#### Task to carry out:
Copy all of the records below verbatim.

[Collected data entries]

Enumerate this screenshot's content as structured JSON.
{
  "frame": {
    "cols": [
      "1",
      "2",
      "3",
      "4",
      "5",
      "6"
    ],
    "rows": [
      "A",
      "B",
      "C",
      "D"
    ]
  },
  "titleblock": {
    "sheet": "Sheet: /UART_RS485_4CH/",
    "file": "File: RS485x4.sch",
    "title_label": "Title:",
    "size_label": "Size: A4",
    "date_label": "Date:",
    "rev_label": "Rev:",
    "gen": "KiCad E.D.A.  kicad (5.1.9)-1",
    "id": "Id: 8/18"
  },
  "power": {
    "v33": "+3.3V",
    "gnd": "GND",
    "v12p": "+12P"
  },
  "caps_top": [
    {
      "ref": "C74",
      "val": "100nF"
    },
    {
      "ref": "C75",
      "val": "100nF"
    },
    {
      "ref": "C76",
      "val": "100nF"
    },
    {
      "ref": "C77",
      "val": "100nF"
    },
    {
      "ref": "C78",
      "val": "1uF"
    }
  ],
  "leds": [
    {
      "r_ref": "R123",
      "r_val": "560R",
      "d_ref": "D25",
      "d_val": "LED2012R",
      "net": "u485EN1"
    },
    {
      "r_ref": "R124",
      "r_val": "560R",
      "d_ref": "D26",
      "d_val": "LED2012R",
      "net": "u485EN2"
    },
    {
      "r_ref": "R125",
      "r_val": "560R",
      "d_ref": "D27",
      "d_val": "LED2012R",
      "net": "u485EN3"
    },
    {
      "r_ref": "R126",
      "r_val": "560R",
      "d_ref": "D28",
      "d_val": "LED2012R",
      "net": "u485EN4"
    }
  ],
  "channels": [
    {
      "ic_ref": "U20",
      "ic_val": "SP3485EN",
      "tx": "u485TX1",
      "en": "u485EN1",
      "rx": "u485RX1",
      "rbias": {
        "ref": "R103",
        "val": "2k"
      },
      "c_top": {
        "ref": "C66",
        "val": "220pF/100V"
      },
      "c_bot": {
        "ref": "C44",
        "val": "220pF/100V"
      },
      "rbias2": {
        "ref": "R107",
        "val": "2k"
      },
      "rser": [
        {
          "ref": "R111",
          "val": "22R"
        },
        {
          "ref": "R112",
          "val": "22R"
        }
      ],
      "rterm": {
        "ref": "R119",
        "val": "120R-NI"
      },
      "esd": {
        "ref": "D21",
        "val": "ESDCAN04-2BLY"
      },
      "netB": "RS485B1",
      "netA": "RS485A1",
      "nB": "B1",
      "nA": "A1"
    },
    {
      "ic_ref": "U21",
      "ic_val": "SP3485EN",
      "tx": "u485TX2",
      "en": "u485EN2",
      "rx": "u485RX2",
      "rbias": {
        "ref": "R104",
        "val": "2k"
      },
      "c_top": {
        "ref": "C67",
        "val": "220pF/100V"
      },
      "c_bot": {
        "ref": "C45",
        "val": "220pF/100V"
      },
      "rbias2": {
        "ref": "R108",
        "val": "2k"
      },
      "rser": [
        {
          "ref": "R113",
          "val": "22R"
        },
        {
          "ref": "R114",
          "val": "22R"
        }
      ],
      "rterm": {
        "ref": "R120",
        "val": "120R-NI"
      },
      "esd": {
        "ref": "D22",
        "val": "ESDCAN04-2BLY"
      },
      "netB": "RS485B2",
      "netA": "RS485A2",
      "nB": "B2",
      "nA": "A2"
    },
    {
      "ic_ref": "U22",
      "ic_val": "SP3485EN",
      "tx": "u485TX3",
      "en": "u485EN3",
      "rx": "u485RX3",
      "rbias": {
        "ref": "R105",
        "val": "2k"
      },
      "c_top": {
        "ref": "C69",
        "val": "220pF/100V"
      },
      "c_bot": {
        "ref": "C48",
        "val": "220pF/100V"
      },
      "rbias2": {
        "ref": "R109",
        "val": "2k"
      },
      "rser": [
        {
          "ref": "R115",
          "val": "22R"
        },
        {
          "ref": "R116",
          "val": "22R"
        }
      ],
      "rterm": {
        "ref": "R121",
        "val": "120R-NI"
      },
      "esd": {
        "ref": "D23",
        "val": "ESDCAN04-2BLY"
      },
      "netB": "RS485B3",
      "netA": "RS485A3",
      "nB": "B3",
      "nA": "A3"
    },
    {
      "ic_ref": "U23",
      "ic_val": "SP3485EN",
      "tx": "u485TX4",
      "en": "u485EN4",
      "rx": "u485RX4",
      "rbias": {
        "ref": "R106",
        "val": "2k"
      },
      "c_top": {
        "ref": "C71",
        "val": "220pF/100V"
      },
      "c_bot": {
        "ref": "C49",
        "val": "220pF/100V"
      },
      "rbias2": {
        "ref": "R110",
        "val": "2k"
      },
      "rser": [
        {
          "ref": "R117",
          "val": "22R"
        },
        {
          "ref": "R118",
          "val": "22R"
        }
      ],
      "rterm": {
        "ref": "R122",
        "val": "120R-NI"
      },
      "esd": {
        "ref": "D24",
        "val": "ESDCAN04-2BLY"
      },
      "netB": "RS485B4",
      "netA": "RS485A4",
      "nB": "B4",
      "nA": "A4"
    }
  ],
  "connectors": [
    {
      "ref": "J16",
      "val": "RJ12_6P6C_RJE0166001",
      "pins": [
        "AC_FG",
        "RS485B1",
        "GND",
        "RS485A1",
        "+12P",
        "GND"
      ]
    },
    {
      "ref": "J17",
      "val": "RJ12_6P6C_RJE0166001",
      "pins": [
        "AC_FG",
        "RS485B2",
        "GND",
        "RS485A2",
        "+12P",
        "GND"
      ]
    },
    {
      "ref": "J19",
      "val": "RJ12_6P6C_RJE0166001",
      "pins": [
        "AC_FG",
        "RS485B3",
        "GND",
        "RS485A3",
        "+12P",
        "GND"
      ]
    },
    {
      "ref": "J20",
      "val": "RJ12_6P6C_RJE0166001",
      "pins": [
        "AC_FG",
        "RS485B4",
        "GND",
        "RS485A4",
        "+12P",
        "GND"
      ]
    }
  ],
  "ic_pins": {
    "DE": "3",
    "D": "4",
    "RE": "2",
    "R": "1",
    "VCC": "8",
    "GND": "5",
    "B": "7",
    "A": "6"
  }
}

#### Full solution:
Enumerate this screenshot's content as structured JSON.
{
  "frame": {
    "cols": [
      "1",
      "2",
      "3",
      "4",
      "5",
      "6"
    ],
    "rows": [
      "A",
      "B",
      "C",
      "D"
    ]
  },
  "titleblock": {
    "sheet": "Sheet: /UART_RS485_4CH/",
    "file": "File: RS485x4.sch",
    "title_label": "Title:",
    "size_label": "Size: A4",
    "date_label": "Date:",
    "rev_label": "Rev:",
    "gen": "KiCad E.D.A.  kicad (5.1.9)-1",
    "id": "Id: 8/18"
  },
  "power": {
    "v33": "+3.3V",
    "gnd": "GND",
    "v12p": "+12P"
  },
  "caps_top": [
    {
      "ref": "C74",
      "val": "100nF"
    },
    {
      "ref": "C75",
      "val": "100nF"
    },
    {
      "ref": "C76",
      "val": "100nF"
    },
    {
      "ref": "C77",
      "val": "100nF"
    },
    {
      "ref": "C78",
      "val": "1uF"
    }
  ],
  "leds": [
    {
      "r_ref": "R123",
      "r_val": "560R",
      "d_ref": "D25",
      "d_val": "LED2012R",
      "net": "u485EN1"
    },
    {
      "r_ref": "R124",
      "r_val": "560R",
      "d_ref": "D26",
      "d_val": "LED2012R",
      "net": "u485EN2"
    },
    {
      "r_ref": "R125",
      "r_val": "560R",
      "d_ref": "D27",
      "d_val": "LED2012R",
      "net": "u485EN3"
    },
    {
      "r_ref": "R126",
      "r_val": "560R",
      "d_ref": "D28",
      "d_val": "LED2012R",
      "net": "u485EN4"
    }
  ],
  "channels": [
    {
      "ic_ref": "U20",
      "ic_val": "SP3485EN",
      "tx": "u485TX1",
      "en": "u485EN1",
      "rx": "u485RX1",
      "rbias": {
        "ref": "R103",
        "val": "2k"
      },
      "c_top": {
        "ref": "C66",
        "val": "220pF/100V"
      },
      "c_bot": {
        "ref": "C44",
        "val": "220pF/100V"
      },
      "rbias2": {
        "ref": "R107",
        "val": "2k"
      },
      "rser": [
        {
          "ref": "R111",
          "val": "22R"
        },
        {
          "ref": "R112",
          "val": "22R"
        }
      ],
      "rterm": {
        "ref": "R119",
        "val": "120R-NI"
      },
      "esd": {
        "ref": "D21",
        "val": "ESDCAN04-2BLY"
      },
      "netB": "RS485B1",
      "netA": "RS485A1",
      "nB": "B1",
      "nA": "A1"
    },
    {
      "ic_ref": "U21",
      "ic_val": "SP3485EN",
      "tx": "u485TX2",
      "en": "u485EN2",
      "rx": "u485RX2",
      "rbias": {
        "ref": "R104",
        "val": "2k"
      },
      "c_top": {
        "ref": "C67",
        "val": "220pF/100V"
      },
      "c_bot": {
        "ref": "C45",
        "val": "220pF/100V"
      },
      "rbias2": {
        "ref": "R108",
        "val": "2k"
      },
      "rser": [
        {
          "ref": "R113",
          "val": "22R"
        },
        {
          "ref": "R114",
          "val": "22R"
        }
      ],
      "rterm": {
        "ref": "R120",
        "val": "120R-NI"
      },
      "esd": {
        "ref": "D22",
        "val": "ESDCAN04-2BLY"
      },
      "netB": "RS485B2",
      "netA": "RS485A2",
      "nB": "B2",
      "nA": "A2"
    },
    {
      "ic_ref": "U22",
      "ic_val": "SP3485EN",
      "tx": "u485TX3",
      "en": "u485EN3",
      "rx": "u485RX3",
      "rbias": {
        "ref": "R105",
        "val": "2k"
      },
      "c_top": {
        "ref": "C69",
        "val": "220pF/100V"
      },
      "c_bot": {
        "ref": "C48",
        "val": "220pF/100V"
      },
      "rbias2": {
        "ref": "R109",
        "val": "2k"
      },
      "rser": [
        {
          "ref": "R115",
          "val": "22R"
        },
        {
          "ref": "R116",
          "val": "22R"
        }
      ],
      "rterm": {
        "ref": "R121",
        "val": "120R-NI"
      },
      "esd": {
        "ref": "D23",
        "val": "ESDCAN04-2BLY"
      },
      "netB": "RS485B3",
      "netA": "RS485A3",
      "nB": "B3",
      "nA": "A3"
    },
    {
      "ic_ref": "U23",
      "ic_val": "SP3485EN",
      "tx": "u485TX4",
      "en": "u485EN4",
      "rx": "u485RX4",
      "rbias": {
        "ref": "R106",
        "val": "2k"
      },
      "c_top": {
        "ref": "C71",
        "val": "220pF/100V"
      },
      "c_bot": {
        "ref": "C49",
        "val": "220pF/100V"
      },
      "rbias2": {
        "ref": "R110",
        "val": "2k"
      },
      "rser": [
        {
          "ref": "R117",
          "val": "22R"
        },
        {
          "ref": "R118",
          "val": "22R"
        }
      ],
      "rterm": {
        "ref": "R122",
        "val": "120R-NI"
      },
      "esd": {
        "ref": "D24",
        "val": "ESDCAN04-2BLY"
      },
      "netB": "RS485B4",
      "netA": "RS485A4",
      "nB": "B4",
      "nA": "A4"
    }
  ],
  "connectors": [
    {
      "ref": "J16",
      "val": "RJ12_6P6C_RJE0166001",
      "pins": [
        "AC_FG",
        "RS485B1",
        "GND",
        "RS485A1",
        "+12P",
        "GND"
      ]
    },
    {
      "ref": "J17",
      "val": "RJ12_6P6C_RJE0166001",
      "pins": [
        "AC_FG",
        "RS485B2",
        "GND",
        "RS485A2",
        "+12P",
        "GND"
      ]
    },
    {
      "ref": "J19",
      "val": "RJ12_6P6C_RJE0166001",
      "pins": [
        "AC_FG",
        "RS485B3",
        "GND",
        "RS485A3",
        "+12P",
        "GND"
      ]
    },
    {
      "ref": "J20",
      "val": "RJ12_6P6C_RJE0166001",
      "pins": [
        "AC_FG",
        "RS485B4",
        "GND",
        "RS485A4",
        "+12P",
        "GND"
      ]
    }
  ],
  "ic_pins": {
    "DE": "3",
    "D": "4",
    "RE": "2",
    "R": "1",
    "VCC": "8",
    "GND": "5",
    "B": "7",
    "A": "6"
  }
}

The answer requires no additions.